— INSTRUCTION —
In the data from its first line through the line containing "- point: [514, 114, 522, 122]", rename every "x-tick-label" to "category-label". Return only those lines, with all other text unchanged.
* BEGIN *
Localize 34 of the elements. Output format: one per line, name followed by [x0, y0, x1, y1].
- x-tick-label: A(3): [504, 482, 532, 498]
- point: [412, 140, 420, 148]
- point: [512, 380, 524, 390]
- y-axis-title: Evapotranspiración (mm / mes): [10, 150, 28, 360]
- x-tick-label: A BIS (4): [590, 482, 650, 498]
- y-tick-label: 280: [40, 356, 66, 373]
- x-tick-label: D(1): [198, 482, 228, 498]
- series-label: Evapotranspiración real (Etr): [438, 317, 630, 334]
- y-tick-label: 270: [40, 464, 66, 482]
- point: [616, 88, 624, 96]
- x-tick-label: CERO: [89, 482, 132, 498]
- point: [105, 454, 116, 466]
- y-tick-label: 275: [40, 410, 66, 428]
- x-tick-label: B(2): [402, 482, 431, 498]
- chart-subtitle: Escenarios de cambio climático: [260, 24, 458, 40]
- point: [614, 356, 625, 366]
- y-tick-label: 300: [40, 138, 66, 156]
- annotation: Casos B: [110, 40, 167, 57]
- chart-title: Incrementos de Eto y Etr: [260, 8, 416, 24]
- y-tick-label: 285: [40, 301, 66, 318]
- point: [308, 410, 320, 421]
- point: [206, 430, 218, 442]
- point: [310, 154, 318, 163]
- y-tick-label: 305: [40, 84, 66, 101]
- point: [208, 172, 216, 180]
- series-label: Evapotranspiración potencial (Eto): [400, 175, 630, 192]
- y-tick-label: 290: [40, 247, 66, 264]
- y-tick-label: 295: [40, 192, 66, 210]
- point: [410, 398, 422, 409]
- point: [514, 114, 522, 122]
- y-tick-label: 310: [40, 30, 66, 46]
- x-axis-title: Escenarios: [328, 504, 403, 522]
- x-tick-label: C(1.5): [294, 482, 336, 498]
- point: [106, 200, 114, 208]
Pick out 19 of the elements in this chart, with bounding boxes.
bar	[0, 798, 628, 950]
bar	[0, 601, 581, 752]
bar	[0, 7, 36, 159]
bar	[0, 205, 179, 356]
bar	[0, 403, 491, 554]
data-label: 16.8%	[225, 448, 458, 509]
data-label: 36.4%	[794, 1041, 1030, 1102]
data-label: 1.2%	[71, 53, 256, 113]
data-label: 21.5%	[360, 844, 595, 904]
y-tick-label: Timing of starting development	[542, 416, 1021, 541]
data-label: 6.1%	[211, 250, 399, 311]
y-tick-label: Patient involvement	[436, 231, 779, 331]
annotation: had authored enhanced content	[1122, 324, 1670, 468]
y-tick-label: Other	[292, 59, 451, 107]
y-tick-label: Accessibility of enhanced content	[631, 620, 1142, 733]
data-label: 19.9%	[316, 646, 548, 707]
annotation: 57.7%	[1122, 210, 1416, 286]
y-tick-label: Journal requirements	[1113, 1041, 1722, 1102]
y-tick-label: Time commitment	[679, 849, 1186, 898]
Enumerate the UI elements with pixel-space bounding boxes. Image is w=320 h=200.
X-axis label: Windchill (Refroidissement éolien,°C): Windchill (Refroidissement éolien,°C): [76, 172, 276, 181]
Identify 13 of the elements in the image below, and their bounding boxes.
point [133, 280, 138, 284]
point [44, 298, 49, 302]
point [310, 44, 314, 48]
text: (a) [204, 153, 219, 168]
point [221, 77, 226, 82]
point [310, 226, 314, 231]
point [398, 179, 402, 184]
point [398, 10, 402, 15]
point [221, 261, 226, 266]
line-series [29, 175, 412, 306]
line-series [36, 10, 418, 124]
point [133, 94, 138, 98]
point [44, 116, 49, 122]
* END *
— ANSWER FOR THIS EXERCISE —
Localize 34 of the elements. Output format: one per line, name followed by [x0, y0, x1, y1].
- category-label: A(3): [504, 482, 532, 498]
- point: [412, 140, 420, 148]
- point: [512, 380, 524, 390]
- y-axis-title: Evapotranspiración (mm / mes): [10, 150, 28, 360]
- category-label: A BIS (4): [590, 482, 650, 498]
- y-tick-label: 280: [40, 356, 66, 373]
- category-label: D(1): [198, 482, 228, 498]
- series-label: Evapotranspiración real (Etr): [438, 317, 630, 334]
- y-tick-label: 270: [40, 464, 66, 482]
- point: [616, 88, 624, 96]
- category-label: CERO: [89, 482, 132, 498]
- point: [105, 454, 116, 466]
- y-tick-label: 275: [40, 410, 66, 428]
- category-label: B(2): [402, 482, 431, 498]
- chart-subtitle: Escenarios de cambio climático: [260, 24, 458, 40]
- point: [614, 356, 625, 366]
- y-tick-label: 300: [40, 138, 66, 156]
- annotation: Casos B: [110, 40, 167, 57]
- chart-title: Incrementos de Eto y Etr: [260, 8, 416, 24]
- y-tick-label: 285: [40, 301, 66, 318]
- point: [308, 410, 320, 421]
- point: [206, 430, 218, 442]
- point: [310, 154, 318, 163]
- y-tick-label: 305: [40, 84, 66, 101]
- point: [208, 172, 216, 180]
- series-label: Evapotranspiración potencial (Eto): [400, 175, 630, 192]
- y-tick-label: 290: [40, 247, 66, 264]
- y-tick-label: 295: [40, 192, 66, 210]
- point: [410, 398, 422, 409]
- point: [514, 114, 522, 122]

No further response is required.